(Data records)

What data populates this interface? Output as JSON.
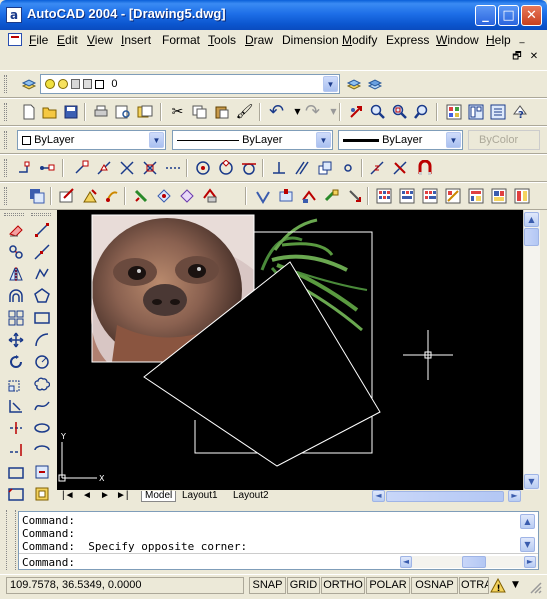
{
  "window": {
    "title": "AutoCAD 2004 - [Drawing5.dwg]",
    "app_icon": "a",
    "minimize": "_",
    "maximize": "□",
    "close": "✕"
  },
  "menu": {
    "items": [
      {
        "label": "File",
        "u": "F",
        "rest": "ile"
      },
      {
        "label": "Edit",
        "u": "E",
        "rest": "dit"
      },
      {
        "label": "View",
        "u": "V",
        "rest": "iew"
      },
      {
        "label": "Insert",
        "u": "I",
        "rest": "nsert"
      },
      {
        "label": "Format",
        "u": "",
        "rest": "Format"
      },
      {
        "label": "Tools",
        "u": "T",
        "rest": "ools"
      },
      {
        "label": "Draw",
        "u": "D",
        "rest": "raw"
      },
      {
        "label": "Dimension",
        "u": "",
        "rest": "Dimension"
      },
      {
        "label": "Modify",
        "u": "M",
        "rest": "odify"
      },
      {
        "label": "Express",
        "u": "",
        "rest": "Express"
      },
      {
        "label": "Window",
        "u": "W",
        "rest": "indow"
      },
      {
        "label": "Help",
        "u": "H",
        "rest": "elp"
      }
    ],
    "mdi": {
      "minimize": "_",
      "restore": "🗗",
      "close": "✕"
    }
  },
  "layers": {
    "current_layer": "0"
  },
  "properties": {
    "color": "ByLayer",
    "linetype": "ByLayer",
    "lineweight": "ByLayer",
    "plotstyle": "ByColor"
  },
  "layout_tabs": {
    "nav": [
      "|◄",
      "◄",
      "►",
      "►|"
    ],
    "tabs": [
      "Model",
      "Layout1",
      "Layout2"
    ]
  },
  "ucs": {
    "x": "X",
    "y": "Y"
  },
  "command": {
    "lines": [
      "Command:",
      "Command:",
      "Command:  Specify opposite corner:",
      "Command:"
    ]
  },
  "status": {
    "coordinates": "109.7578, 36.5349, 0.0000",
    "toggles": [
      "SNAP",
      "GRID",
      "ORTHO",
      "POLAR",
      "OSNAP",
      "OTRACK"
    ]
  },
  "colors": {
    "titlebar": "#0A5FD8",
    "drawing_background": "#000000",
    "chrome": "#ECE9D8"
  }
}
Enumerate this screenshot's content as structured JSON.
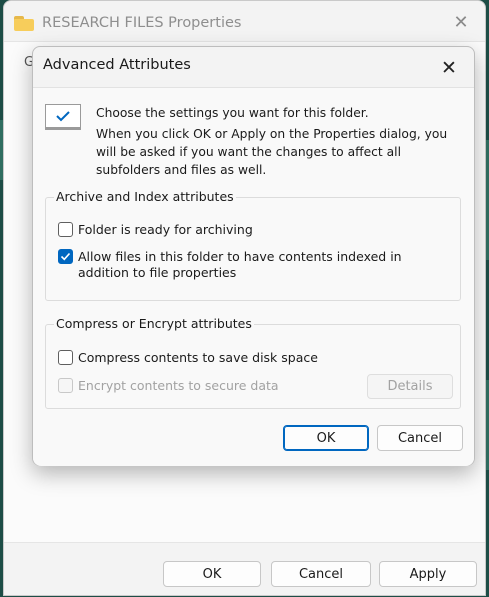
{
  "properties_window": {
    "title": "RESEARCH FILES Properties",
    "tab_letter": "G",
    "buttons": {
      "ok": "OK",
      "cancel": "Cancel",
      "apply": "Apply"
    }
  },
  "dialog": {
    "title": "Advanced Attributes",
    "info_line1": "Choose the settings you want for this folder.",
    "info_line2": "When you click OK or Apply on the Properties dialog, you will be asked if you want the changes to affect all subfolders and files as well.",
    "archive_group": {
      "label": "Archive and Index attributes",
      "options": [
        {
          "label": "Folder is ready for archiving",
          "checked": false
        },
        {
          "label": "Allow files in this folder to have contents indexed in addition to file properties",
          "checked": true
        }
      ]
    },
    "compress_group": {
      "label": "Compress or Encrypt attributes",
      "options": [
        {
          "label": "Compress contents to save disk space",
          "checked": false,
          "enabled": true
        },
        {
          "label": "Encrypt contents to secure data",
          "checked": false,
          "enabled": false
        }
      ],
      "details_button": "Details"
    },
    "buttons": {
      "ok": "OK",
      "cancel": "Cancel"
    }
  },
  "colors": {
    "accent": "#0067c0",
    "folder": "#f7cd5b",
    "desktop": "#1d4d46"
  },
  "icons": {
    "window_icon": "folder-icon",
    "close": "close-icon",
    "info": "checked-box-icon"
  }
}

**Stated goal:**
Gather, from the listing above, every line carrying the word "contents".

**Correct result:**
          "label": "Allow files in this folder to have contents indexed in addition to file properties",
          "label": "Compress contents to save disk space",
          "label": "Encrypt contents to secure data",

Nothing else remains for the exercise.